Begin ENTRIES PROVIDED
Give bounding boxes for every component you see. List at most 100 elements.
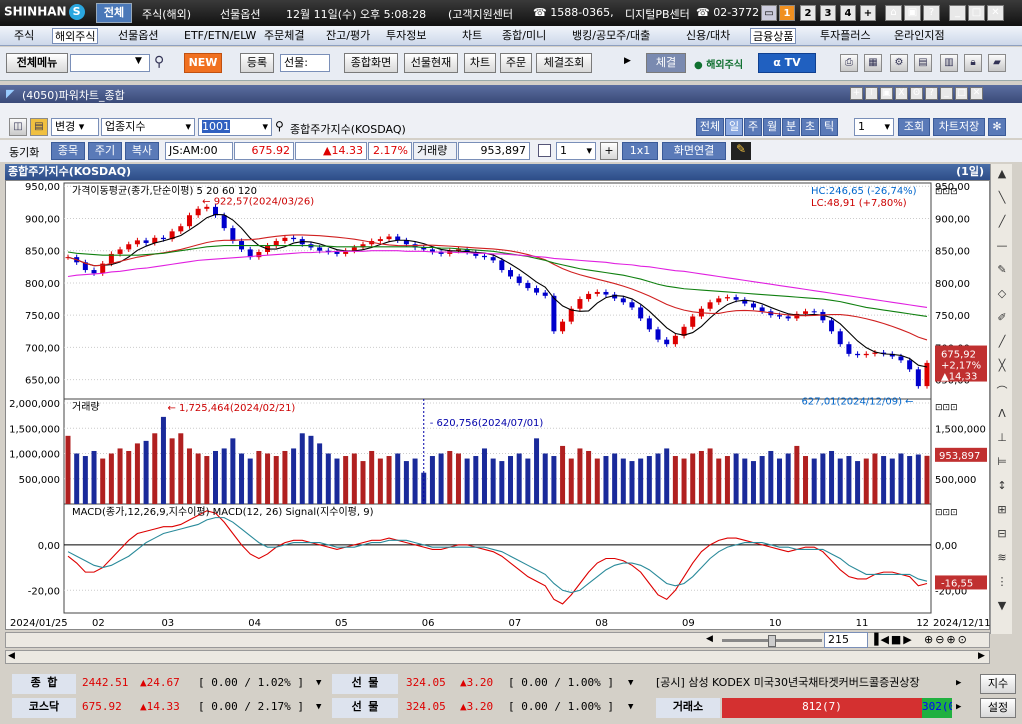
draw-tool-12-icon[interactable]: ⊨ [997, 455, 1007, 468]
all-menu-button[interactable]: 전체메뉴 [6, 53, 68, 73]
futures-dropdown-icon[interactable]: ▼ [628, 678, 634, 688]
count-input[interactable]: 1 ▾ [854, 118, 894, 136]
sync-item-button[interactable]: 종목 [51, 142, 85, 160]
futures-status-button[interactable]: 선물현재 [404, 53, 458, 73]
print-icon[interactable]: ⎙ [840, 54, 858, 72]
chart-save-button[interactable]: 차트저장 [933, 118, 985, 136]
bar-count-input[interactable]: 215 [824, 632, 868, 648]
menu-item-2[interactable]: 선물옵션 [118, 29, 159, 42]
code-search-icon[interactable]: ⚲ [275, 119, 284, 133]
win-maximize-icon[interactable]: □ [955, 87, 968, 100]
period-tab-2[interactable]: 주 [744, 118, 762, 136]
menu-item-10[interactable]: 신용/대차 [686, 29, 731, 42]
draw-tool-0-icon[interactable]: ▲ [997, 167, 1007, 180]
info-icon[interactable]: ? [925, 87, 938, 100]
menu-item-5[interactable]: 잔고/평가 [326, 29, 371, 42]
index-button[interactable]: 지수 [980, 674, 1016, 694]
kospi-dropdown-icon[interactable]: ▼ [316, 678, 322, 688]
page-4[interactable]: 4 [840, 5, 856, 21]
draw-tool-2-icon[interactable]: ╱ [998, 215, 1006, 228]
draw-tool-10-icon[interactable]: Λ [998, 407, 1006, 420]
settings-icon[interactable]: ✻ [988, 118, 1006, 136]
nav-play-controls[interactable]: ▐◀■▶ [870, 633, 914, 646]
overlay-count[interactable]: 1 ▾ [556, 142, 596, 160]
setting-button[interactable]: 설정 [980, 698, 1016, 718]
futures-select[interactable]: 선물: [280, 54, 330, 72]
order-button[interactable]: 주문 [500, 53, 532, 73]
period-tab-0[interactable]: 전체 [696, 118, 724, 136]
page-1[interactable]: 1 [779, 5, 795, 21]
link-icon[interactable]: ʘ [910, 87, 923, 100]
home-icon[interactable]: ⌂ [885, 5, 902, 21]
screen-link-button[interactable]: 화면연결 [662, 142, 726, 160]
minimize-icon[interactable]: _ [949, 5, 966, 21]
lock-icon[interactable]: ▣ [904, 5, 921, 21]
chevron-right-icon[interactable]: ▶ [624, 56, 631, 66]
maximize-icon[interactable]: □ [968, 5, 985, 21]
menu-item-9[interactable]: 뱅킹/공모주/대출 [572, 29, 651, 42]
layout-icon[interactable]: ▥ [940, 54, 958, 72]
overseas-stock-link[interactable]: ● 해외주식 [694, 60, 744, 71]
close-icon[interactable]: ✕ [987, 5, 1004, 21]
draw-tool-16-icon[interactable]: ≋ [997, 551, 1007, 564]
menu-item-11[interactable]: 금융상품 [750, 28, 797, 44]
page-3[interactable]: 3 [820, 5, 836, 21]
toggle-icon[interactable]: ◫ [9, 118, 27, 136]
draw-tool-11-icon[interactable]: ⊥ [997, 431, 1007, 444]
menu-item-12[interactable]: 투자플러스 [820, 29, 871, 42]
horizontal-scrollbar[interactable]: ◀ ▶ [5, 650, 990, 664]
draw-tool-14-icon[interactable]: ⊞ [997, 503, 1007, 516]
code-input[interactable]: 1001 ▾ [198, 118, 272, 136]
title-futures[interactable]: 선물옵션 [220, 8, 261, 21]
draw-tool-13-icon[interactable]: ↕ [997, 479, 1007, 492]
notice-ticker[interactable]: [공시] 삼성 KODEX 미국30년국채타겟커버드콜증권상장 [656, 676, 920, 689]
copy-button[interactable]: 복사 [125, 142, 159, 160]
draw-tool-15-icon[interactable]: ⊟ [997, 527, 1007, 540]
page-add[interactable]: + [860, 5, 876, 21]
title-overseas[interactable]: 주식(해외) [142, 8, 192, 21]
monitor-icon[interactable]: ▭ [761, 5, 777, 21]
tab-all[interactable]: 전체 [96, 3, 132, 23]
lookup-button[interactable]: 조회 [898, 118, 930, 136]
sector-select[interactable]: 업종지수 ▾ [101, 118, 195, 136]
menu-search-input[interactable] [70, 54, 150, 72]
draw-tool-17-icon[interactable]: ⋮ [996, 575, 1008, 588]
scroll-left-icon[interactable]: ◀ [706, 634, 713, 644]
tv-button[interactable]: α TV [758, 53, 816, 73]
menu-item-0[interactable]: 주식 [14, 29, 35, 42]
add-icon[interactable]: + [600, 142, 618, 160]
chevron-down-icon[interactable]: ▼ [135, 56, 142, 66]
page-2[interactable]: 2 [800, 5, 816, 21]
screen-toggle-icon[interactable]: ▤ [30, 118, 48, 136]
draw-tool-5-icon[interactable]: ◇ [997, 287, 1007, 300]
zoom-slider-handle[interactable] [768, 635, 776, 647]
menu-item-4[interactable]: 주문체결 [264, 29, 305, 42]
lock-small-icon[interactable]: 🔒︎ [964, 54, 982, 72]
fill-query-button[interactable]: 체결조회 [536, 53, 592, 73]
win-close-icon[interactable]: ✕ [970, 87, 983, 100]
draw-tool-1-icon[interactable]: ╲ [998, 191, 1006, 204]
window-icon[interactable]: ▤ [914, 54, 932, 72]
gear-icon[interactable]: ⚙ [890, 54, 908, 72]
register-button[interactable]: 등록 [240, 53, 274, 73]
menu-item-3[interactable]: ETF/ETN/ELW [184, 29, 257, 42]
help-icon[interactable]: ? [923, 5, 940, 21]
sync-cycle-button[interactable]: 주기 [88, 142, 122, 160]
notice-expand-icon[interactable]: ▶ [956, 678, 962, 688]
draw-tool-7-icon[interactable]: ╱ [998, 335, 1006, 348]
win-minimize-icon[interactable]: _ [940, 87, 953, 100]
chart-area[interactable]: 950,00 950,00 900,00 900,00 850,00 850,00 800,… [5, 180, 991, 630]
draw-tool-18-icon[interactable]: ▼ [997, 599, 1007, 612]
pen-icon[interactable]: ✎ [731, 142, 751, 160]
new-button[interactable]: NEW [184, 53, 222, 73]
draw-tool-9-icon[interactable]: ⌒ [996, 385, 1008, 398]
screen-icon[interactable]: ▣ [880, 87, 893, 100]
scroll-left-arrow-icon[interactable]: ◀ [8, 651, 15, 661]
pin-icon[interactable]: ⊤ [865, 87, 878, 100]
zoom-icons[interactable]: ⊕⊖⊕⊙ [924, 633, 969, 646]
change-select[interactable]: 변경 ▾ [51, 118, 99, 136]
folder-icon[interactable]: ▰ [988, 54, 1006, 72]
draw-tool-8-icon[interactable]: ╳ [998, 359, 1006, 372]
exchange-expand-icon[interactable]: ▶ [956, 702, 962, 712]
menu-item-13[interactable]: 온라인지점 [894, 29, 945, 42]
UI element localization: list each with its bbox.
End ENTRIES PROVIDED
WHAT NEEDS TO BE DONE: Copy the data from the line with "draw-tool-12-icon[interactable]: ⊨ [997, 455, 1007, 468]" up to and including the line with "lock-icon[interactable]: ▣ [904, 5, 921, 21]", keeping each line the same.

IN RESPONSE:
draw-tool-12-icon[interactable]: ⊨ [997, 455, 1007, 468]
all-menu-button[interactable]: 전체메뉴 [6, 53, 68, 73]
futures-dropdown-icon[interactable]: ▼ [628, 678, 634, 688]
count-input[interactable]: 1 ▾ [854, 118, 894, 136]
sync-item-button[interactable]: 종목 [51, 142, 85, 160]
futures-status-button[interactable]: 선물현재 [404, 53, 458, 73]
print-icon[interactable]: ⎙ [840, 54, 858, 72]
chart-save-button[interactable]: 차트저장 [933, 118, 985, 136]
bar-count-input[interactable]: 215 [824, 632, 868, 648]
menu-item-2[interactable]: 선물옵션 [118, 29, 159, 42]
code-search-icon[interactable]: ⚲ [275, 119, 284, 133]
win-maximize-icon[interactable]: □ [955, 87, 968, 100]
period-tab-2[interactable]: 주 [744, 118, 762, 136]
menu-item-10[interactable]: 신용/대차 [686, 29, 731, 42]
draw-tool-0-icon[interactable]: ▲ [997, 167, 1007, 180]
info-icon[interactable]: ? [925, 87, 938, 100]
menu-item-5[interactable]: 잔고/평가 [326, 29, 371, 42]
index-button[interactable]: 지수 [980, 674, 1016, 694]
kospi-dropdown-icon[interactable]: ▼ [316, 678, 322, 688]
page-4[interactable]: 4 [840, 5, 856, 21]
draw-tool-2-icon[interactable]: ╱ [998, 215, 1006, 228]
draw-tool-10-icon[interactable]: Λ [998, 407, 1006, 420]
settings-icon[interactable]: ✻ [988, 118, 1006, 136]
nav-play-controls[interactable]: ▐◀■▶ [870, 633, 914, 646]
overlay-count[interactable]: 1 ▾ [556, 142, 596, 160]
setting-button[interactable]: 설정 [980, 698, 1016, 718]
futures-select[interactable]: 선물: [280, 54, 330, 72]
order-button[interactable]: 주문 [500, 53, 532, 73]
period-tab-0[interactable]: 전체 [696, 118, 724, 136]
page-1[interactable]: 1 [779, 5, 795, 21]
link-icon[interactable]: ʘ [910, 87, 923, 100]
home-icon[interactable]: ⌂ [885, 5, 902, 21]
screen-link-button[interactable]: 화면연결 [662, 142, 726, 160]
minimize-icon[interactable]: _ [949, 5, 966, 21]
lock-icon[interactable]: ▣ [904, 5, 921, 21]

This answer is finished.